(PROBLEM)
A verbatim copy of the records is required, with all pictures left out.

(DATASET RECORDS)
start
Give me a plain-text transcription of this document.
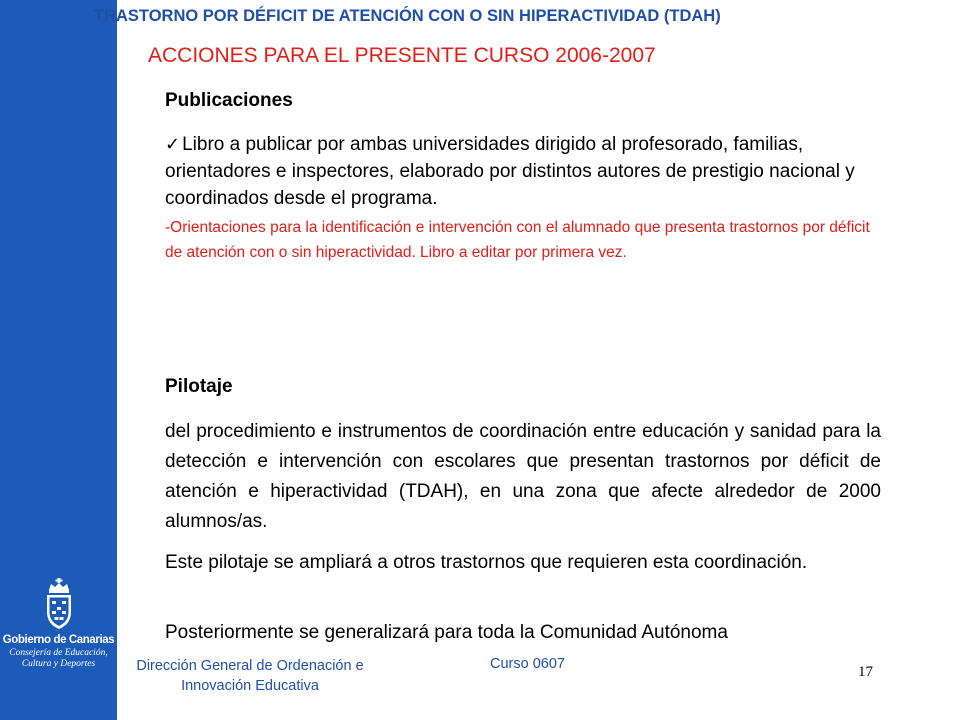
Gobierno de Canarias
Consejería de Educación,
Cultura y Deportes
TRASTORNO POR DÉFICIT DE ATENCIÓN CON O SIN HIPERACTIVIDAD (TDAH)
ACCIONES PARA EL PRESENTE CURSO 2006-2007
Publicaciones
✓ Libro a publicar por ambas universidades dirigido al profesorado, familias, orientadores e inspectores, elaborado por distintos autores de prestigio nacional y coordinados desde el programa.
-Orientaciones para la identificación e intervención con el alumnado que presenta trastornos por déficit de atención con o sin hiperactividad. Libro a editar por primera vez.
Pilotaje
del procedimiento e instrumentos de coordinación entre educación y sanidad para la detección e intervención con escolares que presentan trastornos por déficit de atención e hiperactividad (TDAH), en una zona que afecte alrededor de 2000 alumnos/as.
Este pilotaje se ampliará a otros trastornos que requieren esta coordinación.
Posteriormente se generalizará para toda la Comunidad Autónoma
Dirección General de Ordenación e
Innovación Educativa
Curso 0607	17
end
(RESULT)
Give me a plain-text transcription of this document.
Gobierno de Canarias
Consejería de Educación,
Cultura y Deportes
TRASTORNO POR DÉFICIT DE ATENCIÓN CON O SIN HIPERACTIVIDAD (TDAH)
ACCIONES PARA EL PRESENTE CURSO 2006-2007
Publicaciones
✓ Libro a publicar por ambas universidades dirigido al profesorado, familias, orientadores e inspectores, elaborado por distintos autores de prestigio nacional y coordinados desde el programa.
-Orientaciones para la identificación e intervención con el alumnado que presenta trastornos por déficit de atención con o sin hiperactividad. Libro a editar por primera vez.
Pilotaje
del procedimiento e instrumentos de coordinación entre educación y sanidad para la detección e intervención con escolares que presentan trastornos por déficit de atención e hiperactividad (TDAH), en una zona que afecte alrededor de 2000 alumnos/as.
Este pilotaje se ampliará a otros trastornos que requieren esta coordinación.
Posteriormente se generalizará para toda la Comunidad Autónoma
Dirección General de Ordenación e
Innovación Educativa
Curso 0607	17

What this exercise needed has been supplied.